- **Data**
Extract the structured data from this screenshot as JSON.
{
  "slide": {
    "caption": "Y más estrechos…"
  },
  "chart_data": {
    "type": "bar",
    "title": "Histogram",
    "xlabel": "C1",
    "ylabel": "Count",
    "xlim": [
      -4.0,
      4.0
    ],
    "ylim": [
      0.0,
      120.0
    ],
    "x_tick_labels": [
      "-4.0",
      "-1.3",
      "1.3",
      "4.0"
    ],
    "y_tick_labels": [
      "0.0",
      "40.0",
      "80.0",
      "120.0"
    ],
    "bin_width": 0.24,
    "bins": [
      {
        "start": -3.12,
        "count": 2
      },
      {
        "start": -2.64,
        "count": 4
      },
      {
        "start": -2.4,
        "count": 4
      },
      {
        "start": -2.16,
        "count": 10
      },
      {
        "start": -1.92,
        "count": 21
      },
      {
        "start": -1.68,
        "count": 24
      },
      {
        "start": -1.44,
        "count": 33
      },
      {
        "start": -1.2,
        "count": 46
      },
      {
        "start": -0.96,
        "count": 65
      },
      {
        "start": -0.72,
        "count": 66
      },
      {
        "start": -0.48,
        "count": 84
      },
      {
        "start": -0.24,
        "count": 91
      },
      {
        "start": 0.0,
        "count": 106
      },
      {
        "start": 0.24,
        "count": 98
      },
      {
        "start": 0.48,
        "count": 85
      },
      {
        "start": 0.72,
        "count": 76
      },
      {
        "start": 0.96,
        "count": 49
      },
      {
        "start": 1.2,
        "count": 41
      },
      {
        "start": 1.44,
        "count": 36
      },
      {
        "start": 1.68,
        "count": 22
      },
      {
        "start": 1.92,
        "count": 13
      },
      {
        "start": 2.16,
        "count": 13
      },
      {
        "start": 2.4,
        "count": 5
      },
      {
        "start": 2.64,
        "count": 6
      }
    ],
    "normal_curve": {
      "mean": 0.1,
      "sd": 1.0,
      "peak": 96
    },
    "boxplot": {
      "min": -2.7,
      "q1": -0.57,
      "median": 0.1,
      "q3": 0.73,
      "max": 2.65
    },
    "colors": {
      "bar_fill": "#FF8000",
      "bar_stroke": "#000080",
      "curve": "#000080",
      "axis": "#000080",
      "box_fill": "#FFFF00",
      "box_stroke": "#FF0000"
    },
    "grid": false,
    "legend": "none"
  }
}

- **Your goal**
Return the entries in full, keeping every line exactly as it is.

- **Solved exercise**
Extract the structured data from this screenshot as JSON.
{
  "slide": {
    "caption": "Y más estrechos…"
  },
  "chart_data": {
    "type": "bar",
    "title": "Histogram",
    "xlabel": "C1",
    "ylabel": "Count",
    "xlim": [
      -4.0,
      4.0
    ],
    "ylim": [
      0.0,
      120.0
    ],
    "x_tick_labels": [
      "-4.0",
      "-1.3",
      "1.3",
      "4.0"
    ],
    "y_tick_labels": [
      "0.0",
      "40.0",
      "80.0",
      "120.0"
    ],
    "bin_width": 0.24,
    "bins": [
      {
        "start": -3.12,
        "count": 2
      },
      {
        "start": -2.64,
        "count": 4
      },
      {
        "start": -2.4,
        "count": 4
      },
      {
        "start": -2.16,
        "count": 10
      },
      {
        "start": -1.92,
        "count": 21
      },
      {
        "start": -1.68,
        "count": 24
      },
      {
        "start": -1.44,
        "count": 33
      },
      {
        "start": -1.2,
        "count": 46
      },
      {
        "start": -0.96,
        "count": 65
      },
      {
        "start": -0.72,
        "count": 66
      },
      {
        "start": -0.48,
        "count": 84
      },
      {
        "start": -0.24,
        "count": 91
      },
      {
        "start": 0.0,
        "count": 106
      },
      {
        "start": 0.24,
        "count": 98
      },
      {
        "start": 0.48,
        "count": 85
      },
      {
        "start": 0.72,
        "count": 76
      },
      {
        "start": 0.96,
        "count": 49
      },
      {
        "start": 1.2,
        "count": 41
      },
      {
        "start": 1.44,
        "count": 36
      },
      {
        "start": 1.68,
        "count": 22
      },
      {
        "start": 1.92,
        "count": 13
      },
      {
        "start": 2.16,
        "count": 13
      },
      {
        "start": 2.4,
        "count": 5
      },
      {
        "start": 2.64,
        "count": 6
      }
    ],
    "normal_curve": {
      "mean": 0.1,
      "sd": 1.0,
      "peak": 96
    },
    "boxplot": {
      "min": -2.7,
      "q1": -0.57,
      "median": 0.1,
      "q3": 0.73,
      "max": 2.65
    },
    "colors": {
      "bar_fill": "#FF8000",
      "bar_stroke": "#000080",
      "curve": "#000080",
      "axis": "#000080",
      "box_fill": "#FFFF00",
      "box_stroke": "#FF0000"
    },
    "grid": false,
    "legend": "none"
  }
}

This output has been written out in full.